Pick out every line holding the string "object" and copy it.

Dataset listings of figures

____________

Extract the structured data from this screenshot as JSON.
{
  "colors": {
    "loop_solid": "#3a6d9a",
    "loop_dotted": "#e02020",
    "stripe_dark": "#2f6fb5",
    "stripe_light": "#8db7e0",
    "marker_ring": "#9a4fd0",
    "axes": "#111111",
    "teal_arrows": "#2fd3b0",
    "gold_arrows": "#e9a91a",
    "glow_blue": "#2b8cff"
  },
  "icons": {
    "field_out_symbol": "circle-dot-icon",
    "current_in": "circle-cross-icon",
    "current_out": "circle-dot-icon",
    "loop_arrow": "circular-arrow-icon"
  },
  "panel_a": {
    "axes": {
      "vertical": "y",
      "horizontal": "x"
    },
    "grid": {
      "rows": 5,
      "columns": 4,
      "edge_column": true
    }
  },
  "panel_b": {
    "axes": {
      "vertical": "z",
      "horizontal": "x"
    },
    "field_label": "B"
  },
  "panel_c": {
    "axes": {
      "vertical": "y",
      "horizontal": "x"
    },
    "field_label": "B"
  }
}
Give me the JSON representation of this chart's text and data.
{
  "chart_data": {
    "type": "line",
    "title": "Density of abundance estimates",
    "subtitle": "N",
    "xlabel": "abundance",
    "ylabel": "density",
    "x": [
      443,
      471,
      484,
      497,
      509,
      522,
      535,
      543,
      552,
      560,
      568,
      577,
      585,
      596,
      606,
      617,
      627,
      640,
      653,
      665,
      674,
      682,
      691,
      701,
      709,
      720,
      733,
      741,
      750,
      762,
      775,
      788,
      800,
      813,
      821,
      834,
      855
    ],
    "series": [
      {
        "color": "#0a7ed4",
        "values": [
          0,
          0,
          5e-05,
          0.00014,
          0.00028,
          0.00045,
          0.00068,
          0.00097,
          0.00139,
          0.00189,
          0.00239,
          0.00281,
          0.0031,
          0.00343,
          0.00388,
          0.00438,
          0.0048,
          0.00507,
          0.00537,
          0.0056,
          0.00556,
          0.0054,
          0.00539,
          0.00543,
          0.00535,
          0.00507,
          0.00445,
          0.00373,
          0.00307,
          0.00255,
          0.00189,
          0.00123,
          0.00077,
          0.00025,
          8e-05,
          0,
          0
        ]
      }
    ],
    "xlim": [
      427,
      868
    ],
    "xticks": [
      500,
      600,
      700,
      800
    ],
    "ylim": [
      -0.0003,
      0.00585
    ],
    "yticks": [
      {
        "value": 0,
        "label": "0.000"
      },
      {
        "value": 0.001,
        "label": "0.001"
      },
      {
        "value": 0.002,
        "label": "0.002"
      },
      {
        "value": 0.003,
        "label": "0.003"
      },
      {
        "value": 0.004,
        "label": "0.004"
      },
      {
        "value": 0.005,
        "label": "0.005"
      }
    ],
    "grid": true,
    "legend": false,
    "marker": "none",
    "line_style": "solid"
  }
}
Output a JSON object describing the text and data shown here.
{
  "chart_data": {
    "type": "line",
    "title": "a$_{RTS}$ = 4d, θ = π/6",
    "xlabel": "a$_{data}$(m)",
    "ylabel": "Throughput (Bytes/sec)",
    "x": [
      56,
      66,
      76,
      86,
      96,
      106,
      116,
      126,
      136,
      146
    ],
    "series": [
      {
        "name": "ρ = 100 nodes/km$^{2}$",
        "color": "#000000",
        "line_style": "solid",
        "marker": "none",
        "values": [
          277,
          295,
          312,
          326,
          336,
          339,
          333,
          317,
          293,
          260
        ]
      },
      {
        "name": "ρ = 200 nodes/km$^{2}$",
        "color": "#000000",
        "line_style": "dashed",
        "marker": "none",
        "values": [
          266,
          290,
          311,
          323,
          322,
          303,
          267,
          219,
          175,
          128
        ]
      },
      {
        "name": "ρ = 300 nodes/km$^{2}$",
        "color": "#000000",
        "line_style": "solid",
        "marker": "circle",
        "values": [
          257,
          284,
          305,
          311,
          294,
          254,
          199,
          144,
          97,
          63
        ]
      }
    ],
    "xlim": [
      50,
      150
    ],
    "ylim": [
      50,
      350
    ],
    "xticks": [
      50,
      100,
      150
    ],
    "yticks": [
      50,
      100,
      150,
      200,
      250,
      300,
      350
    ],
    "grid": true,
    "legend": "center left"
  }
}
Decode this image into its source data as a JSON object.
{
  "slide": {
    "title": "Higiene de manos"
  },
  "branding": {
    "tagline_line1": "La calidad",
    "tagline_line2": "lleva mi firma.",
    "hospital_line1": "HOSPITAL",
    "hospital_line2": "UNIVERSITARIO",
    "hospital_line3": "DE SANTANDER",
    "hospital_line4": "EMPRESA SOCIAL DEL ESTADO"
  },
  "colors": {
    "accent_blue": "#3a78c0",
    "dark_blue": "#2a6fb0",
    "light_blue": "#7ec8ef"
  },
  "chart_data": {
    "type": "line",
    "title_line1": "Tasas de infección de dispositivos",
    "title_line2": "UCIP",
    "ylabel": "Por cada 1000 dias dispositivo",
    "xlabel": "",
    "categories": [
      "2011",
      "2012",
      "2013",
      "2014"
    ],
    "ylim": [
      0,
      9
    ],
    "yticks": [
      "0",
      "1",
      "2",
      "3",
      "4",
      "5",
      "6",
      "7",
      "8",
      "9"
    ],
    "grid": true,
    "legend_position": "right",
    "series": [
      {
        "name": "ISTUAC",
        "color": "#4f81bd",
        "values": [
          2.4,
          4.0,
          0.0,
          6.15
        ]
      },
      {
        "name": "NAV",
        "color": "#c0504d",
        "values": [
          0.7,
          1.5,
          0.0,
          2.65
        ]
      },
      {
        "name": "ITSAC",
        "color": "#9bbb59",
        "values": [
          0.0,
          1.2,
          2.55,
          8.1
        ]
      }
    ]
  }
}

____________

RESULT:
Output a JSON object describing the text and data shown here.
Decode this image into its source data as a JSON object.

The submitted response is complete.